• REQUIREMENT:
Lift out each line of the data that holds "style".
· · · · · · ·
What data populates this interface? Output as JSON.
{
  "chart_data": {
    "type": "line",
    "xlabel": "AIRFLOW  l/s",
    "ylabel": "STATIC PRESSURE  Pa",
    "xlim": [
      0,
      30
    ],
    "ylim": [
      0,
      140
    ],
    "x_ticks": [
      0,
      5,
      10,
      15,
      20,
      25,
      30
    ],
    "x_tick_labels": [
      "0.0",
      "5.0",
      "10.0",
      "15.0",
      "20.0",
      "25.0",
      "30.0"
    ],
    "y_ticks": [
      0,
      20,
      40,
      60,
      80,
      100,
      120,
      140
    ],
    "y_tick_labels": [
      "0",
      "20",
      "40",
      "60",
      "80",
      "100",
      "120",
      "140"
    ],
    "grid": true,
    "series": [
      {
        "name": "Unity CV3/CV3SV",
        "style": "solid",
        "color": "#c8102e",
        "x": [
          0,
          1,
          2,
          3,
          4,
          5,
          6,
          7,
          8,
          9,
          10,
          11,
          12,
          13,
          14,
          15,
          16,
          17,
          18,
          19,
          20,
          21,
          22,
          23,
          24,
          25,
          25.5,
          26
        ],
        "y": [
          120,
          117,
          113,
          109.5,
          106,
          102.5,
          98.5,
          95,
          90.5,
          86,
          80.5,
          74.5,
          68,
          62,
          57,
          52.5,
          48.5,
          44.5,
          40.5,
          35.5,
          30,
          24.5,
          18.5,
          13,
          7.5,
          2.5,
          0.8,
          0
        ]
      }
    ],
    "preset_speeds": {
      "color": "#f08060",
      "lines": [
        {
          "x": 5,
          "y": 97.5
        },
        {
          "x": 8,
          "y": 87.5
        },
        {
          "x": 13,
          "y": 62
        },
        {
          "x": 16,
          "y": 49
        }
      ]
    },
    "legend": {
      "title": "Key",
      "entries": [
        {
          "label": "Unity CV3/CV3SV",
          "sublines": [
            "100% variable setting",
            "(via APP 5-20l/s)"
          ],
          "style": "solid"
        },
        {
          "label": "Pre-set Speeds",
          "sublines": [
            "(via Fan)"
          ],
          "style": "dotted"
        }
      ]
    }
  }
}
· · · · · · ·
• SOLUTION FOR THIS PROBLEM:
        "style": "solid",
          "style": "solid"
          "style": "dotted"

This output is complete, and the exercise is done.